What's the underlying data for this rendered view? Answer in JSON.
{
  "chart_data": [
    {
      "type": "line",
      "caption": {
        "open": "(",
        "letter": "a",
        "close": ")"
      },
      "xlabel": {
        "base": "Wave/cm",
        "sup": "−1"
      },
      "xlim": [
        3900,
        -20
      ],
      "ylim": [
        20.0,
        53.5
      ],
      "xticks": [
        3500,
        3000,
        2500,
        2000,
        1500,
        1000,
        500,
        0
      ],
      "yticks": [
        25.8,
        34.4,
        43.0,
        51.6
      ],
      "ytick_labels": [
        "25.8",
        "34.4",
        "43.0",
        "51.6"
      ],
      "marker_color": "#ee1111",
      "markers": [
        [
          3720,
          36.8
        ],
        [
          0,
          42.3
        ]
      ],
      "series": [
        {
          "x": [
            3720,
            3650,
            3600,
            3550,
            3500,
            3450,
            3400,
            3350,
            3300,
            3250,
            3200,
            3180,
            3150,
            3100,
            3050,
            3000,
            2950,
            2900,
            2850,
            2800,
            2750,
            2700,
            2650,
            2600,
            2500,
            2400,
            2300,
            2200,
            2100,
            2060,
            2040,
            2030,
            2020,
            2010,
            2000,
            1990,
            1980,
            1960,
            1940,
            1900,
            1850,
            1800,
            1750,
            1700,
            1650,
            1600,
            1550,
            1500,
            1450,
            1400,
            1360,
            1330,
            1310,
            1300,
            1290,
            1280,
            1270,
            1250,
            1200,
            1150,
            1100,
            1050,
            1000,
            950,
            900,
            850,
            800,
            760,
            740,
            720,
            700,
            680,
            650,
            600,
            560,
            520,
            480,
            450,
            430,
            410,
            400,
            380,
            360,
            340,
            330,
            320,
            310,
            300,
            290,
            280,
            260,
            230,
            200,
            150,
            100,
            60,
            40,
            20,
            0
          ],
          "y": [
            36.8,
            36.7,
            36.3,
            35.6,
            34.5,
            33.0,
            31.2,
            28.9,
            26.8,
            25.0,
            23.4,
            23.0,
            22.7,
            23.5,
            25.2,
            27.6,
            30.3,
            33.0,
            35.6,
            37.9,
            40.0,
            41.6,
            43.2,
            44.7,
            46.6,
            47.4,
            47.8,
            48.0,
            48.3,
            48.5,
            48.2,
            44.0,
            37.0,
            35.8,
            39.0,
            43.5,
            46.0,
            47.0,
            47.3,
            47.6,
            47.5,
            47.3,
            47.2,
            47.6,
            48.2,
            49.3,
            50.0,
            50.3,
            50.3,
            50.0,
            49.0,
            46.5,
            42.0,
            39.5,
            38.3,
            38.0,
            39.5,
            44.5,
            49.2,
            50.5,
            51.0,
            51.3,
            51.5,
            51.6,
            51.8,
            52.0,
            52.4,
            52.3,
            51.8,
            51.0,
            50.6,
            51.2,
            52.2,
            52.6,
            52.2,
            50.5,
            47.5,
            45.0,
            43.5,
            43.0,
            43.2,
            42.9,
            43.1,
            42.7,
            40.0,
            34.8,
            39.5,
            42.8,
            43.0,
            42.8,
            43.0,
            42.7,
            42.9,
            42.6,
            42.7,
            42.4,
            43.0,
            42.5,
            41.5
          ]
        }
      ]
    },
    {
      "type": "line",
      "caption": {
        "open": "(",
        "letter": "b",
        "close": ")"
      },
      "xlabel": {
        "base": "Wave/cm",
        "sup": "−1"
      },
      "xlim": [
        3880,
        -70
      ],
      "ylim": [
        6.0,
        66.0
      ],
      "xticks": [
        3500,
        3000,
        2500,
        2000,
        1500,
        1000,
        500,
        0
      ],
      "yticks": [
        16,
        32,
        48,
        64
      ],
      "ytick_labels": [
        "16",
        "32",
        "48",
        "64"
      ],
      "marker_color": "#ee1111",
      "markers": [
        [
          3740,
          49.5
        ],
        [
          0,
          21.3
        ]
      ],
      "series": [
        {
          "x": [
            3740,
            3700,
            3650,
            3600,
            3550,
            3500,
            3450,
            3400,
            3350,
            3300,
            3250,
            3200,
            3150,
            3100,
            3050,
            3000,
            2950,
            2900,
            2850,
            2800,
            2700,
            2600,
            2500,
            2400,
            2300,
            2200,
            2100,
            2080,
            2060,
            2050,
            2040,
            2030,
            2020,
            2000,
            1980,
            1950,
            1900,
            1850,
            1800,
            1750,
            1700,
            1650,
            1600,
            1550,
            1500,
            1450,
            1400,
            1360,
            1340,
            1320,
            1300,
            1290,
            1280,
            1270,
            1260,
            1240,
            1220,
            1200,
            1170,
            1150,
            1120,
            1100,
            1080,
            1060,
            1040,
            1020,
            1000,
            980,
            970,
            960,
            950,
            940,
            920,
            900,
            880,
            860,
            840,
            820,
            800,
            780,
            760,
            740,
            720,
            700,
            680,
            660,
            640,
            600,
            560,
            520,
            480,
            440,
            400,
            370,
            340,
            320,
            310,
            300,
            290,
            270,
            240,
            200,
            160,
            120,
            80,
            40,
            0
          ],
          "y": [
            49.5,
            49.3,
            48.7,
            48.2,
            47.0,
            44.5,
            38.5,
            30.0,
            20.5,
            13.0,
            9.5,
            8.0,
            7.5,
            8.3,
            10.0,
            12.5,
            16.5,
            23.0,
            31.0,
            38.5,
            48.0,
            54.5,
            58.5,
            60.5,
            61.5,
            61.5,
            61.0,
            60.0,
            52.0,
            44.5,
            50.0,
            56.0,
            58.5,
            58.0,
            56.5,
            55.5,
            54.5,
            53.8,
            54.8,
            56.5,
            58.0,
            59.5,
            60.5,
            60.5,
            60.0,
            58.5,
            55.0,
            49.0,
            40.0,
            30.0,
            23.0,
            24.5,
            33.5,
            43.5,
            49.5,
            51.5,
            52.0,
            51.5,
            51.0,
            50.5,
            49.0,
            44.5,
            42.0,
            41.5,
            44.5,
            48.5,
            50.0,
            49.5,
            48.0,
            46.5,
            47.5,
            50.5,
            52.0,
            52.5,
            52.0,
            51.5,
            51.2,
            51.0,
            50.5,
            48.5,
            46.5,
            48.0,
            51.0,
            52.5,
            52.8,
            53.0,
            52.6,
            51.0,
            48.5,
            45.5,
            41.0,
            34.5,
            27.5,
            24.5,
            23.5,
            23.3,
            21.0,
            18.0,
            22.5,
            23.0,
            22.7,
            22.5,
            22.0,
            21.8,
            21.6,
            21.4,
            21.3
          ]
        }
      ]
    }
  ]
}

:::

* _Aim of the exercise_: Every entry in the listing must be retyped exactly.

* _The answer_:
What's the underlying data for this rendered view? Answer in JSON.
{
  "chart_data": [
    {
      "type": "line",
      "caption": {
        "open": "(",
        "letter": "a",
        "close": ")"
      },
      "xlabel": {
        "base": "Wave/cm",
        "sup": "−1"
      },
      "xlim": [
        3900,
        -20
      ],
      "ylim": [
        20.0,
        53.5
      ],
      "xticks": [
        3500,
        3000,
        2500,
        2000,
        1500,
        1000,
        500,
        0
      ],
      "yticks": [
        25.8,
        34.4,
        43.0,
        51.6
      ],
      "ytick_labels": [
        "25.8",
        "34.4",
        "43.0",
        "51.6"
      ],
      "marker_color": "#ee1111",
      "markers": [
        [
          3720,
          36.8
        ],
        [
          0,
          42.3
        ]
      ],
      "series": [
        {
          "x": [
            3720,
            3650,
            3600,
            3550,
            3500,
            3450,
            3400,
            3350,
            3300,
            3250,
            3200,
            3180,
            3150,
            3100,
            3050,
            3000,
            2950,
            2900,
            2850,
            2800,
            2750,
            2700,
            2650,
            2600,
            2500,
            2400,
            2300,
            2200,
            2100,
            2060,
            2040,
            2030,
            2020,
            2010,
            2000,
            1990,
            1980,
            1960,
            1940,
            1900,
            1850,
            1800,
            1750,
            1700,
            1650,
            1600,
            1550,
            1500,
            1450,
            1400,
            1360,
            1330,
            1310,
            1300,
            1290,
            1280,
            1270,
            1250,
            1200,
            1150,
            1100,
            1050,
            1000,
            950,
            900,
            850,
            800,
            760,
            740,
            720,
            700,
            680,
            650,
            600,
            560,
            520,
            480,
            450,
            430,
            410,
            400,
            380,
            360,
            340,
            330,
            320,
            310,
            300,
            290,
            280,
            260,
            230,
            200,
            150,
            100,
            60,
            40,
            20,
            0
          ],
          "y": [
            36.8,
            36.7,
            36.3,
            35.6,
            34.5,
            33.0,
            31.2,
            28.9,
            26.8,
            25.0,
            23.4,
            23.0,
            22.7,
            23.5,
            25.2,
            27.6,
            30.3,
            33.0,
            35.6,
            37.9,
            40.0,
            41.6,
            43.2,
            44.7,
            46.6,
            47.4,
            47.8,
            48.0,
            48.3,
            48.5,
            48.2,
            44.0,
            37.0,
            35.8,
            39.0,
            43.5,
            46.0,
            47.0,
            47.3,
            47.6,
            47.5,
            47.3,
            47.2,
            47.6,
            48.2,
            49.3,
            50.0,
            50.3,
            50.3,
            50.0,
            49.0,
            46.5,
            42.0,
            39.5,
            38.3,
            38.0,
            39.5,
            44.5,
            49.2,
            50.5,
            51.0,
            51.3,
            51.5,
            51.6,
            51.8,
            52.0,
            52.4,
            52.3,
            51.8,
            51.0,
            50.6,
            51.2,
            52.2,
            52.6,
            52.2,
            50.5,
            47.5,
            45.0,
            43.5,
            43.0,
            43.2,
            42.9,
            43.1,
            42.7,
            40.0,
            34.8,
            39.5,
            42.8,
            43.0,
            42.8,
            43.0,
            42.7,
            42.9,
            42.6,
            42.7,
            42.4,
            43.0,
            42.5,
            41.5
          ]
        }
      ]
    },
    {
      "type": "line",
      "caption": {
        "open": "(",
        "letter": "b",
        "close": ")"
      },
      "xlabel": {
        "base": "Wave/cm",
        "sup": "−1"
      },
      "xlim": [
        3880,
        -70
      ],
      "ylim": [
        6.0,
        66.0
      ],
      "xticks": [
        3500,
        3000,
        2500,
        2000,
        1500,
        1000,
        500,
        0
      ],
      "yticks": [
        16,
        32,
        48,
        64
      ],
      "ytick_labels": [
        "16",
        "32",
        "48",
        "64"
      ],
      "marker_color": "#ee1111",
      "markers": [
        [
          3740,
          49.5
        ],
        [
          0,
          21.3
        ]
      ],
      "series": [
        {
          "x": [
            3740,
            3700,
            3650,
            3600,
            3550,
            3500,
            3450,
            3400,
            3350,
            3300,
            3250,
            3200,
            3150,
            3100,
            3050,
            3000,
            2950,
            2900,
            2850,
            2800,
            2700,
            2600,
            2500,
            2400,
            2300,
            2200,
            2100,
            2080,
            2060,
            2050,
            2040,
            2030,
            2020,
            2000,
            1980,
            1950,
            1900,
            1850,
            1800,
            1750,
            1700,
            1650,
            1600,
            1550,
            1500,
            1450,
            1400,
            1360,
            1340,
            1320,
            1300,
            1290,
            1280,
            1270,
            1260,
            1240,
            1220,
            1200,
            1170,
            1150,
            1120,
            1100,
            1080,
            1060,
            1040,
            1020,
            1000,
            980,
            970,
            960,
            950,
            940,
            920,
            900,
            880,
            860,
            840,
            820,
            800,
            780,
            760,
            740,
            720,
            700,
            680,
            660,
            640,
            600,
            560,
            520,
            480,
            440,
            400,
            370,
            340,
            320,
            310,
            300,
            290,
            270,
            240,
            200,
            160,
            120,
            80,
            40,
            0
          ],
          "y": [
            49.5,
            49.3,
            48.7,
            48.2,
            47.0,
            44.5,
            38.5,
            30.0,
            20.5,
            13.0,
            9.5,
            8.0,
            7.5,
            8.3,
            10.0,
            12.5,
            16.5,
            23.0,
            31.0,
            38.5,
            48.0,
            54.5,
            58.5,
            60.5,
            61.5,
            61.5,
            61.0,
            60.0,
            52.0,
            44.5,
            50.0,
            56.0,
            58.5,
            58.0,
            56.5,
            55.5,
            54.5,
            53.8,
            54.8,
            56.5,
            58.0,
            59.5,
            60.5,
            60.5,
            60.0,
            58.5,
            55.0,
            49.0,
            40.0,
            30.0,
            23.0,
            24.5,
            33.5,
            43.5,
            49.5,
            51.5,
            52.0,
            51.5,
            51.0,
            50.5,
            49.0,
            44.5,
            42.0,
            41.5,
            44.5,
            48.5,
            50.0,
            49.5,
            48.0,
            46.5,
            47.5,
            50.5,
            52.0,
            52.5,
            52.0,
            51.5,
            51.2,
            51.0,
            50.5,
            48.5,
            46.5,
            48.0,
            51.0,
            52.5,
            52.8,
            53.0,
            52.6,
            51.0,
            48.5,
            45.5,
            41.0,
            34.5,
            27.5,
            24.5,
            23.5,
            23.3,
            21.0,
            18.0,
            22.5,
            23.0,
            22.7,
            22.5,
            22.0,
            21.8,
            21.6,
            21.4,
            21.3
          ]
        }
      ]
    }
  ]
}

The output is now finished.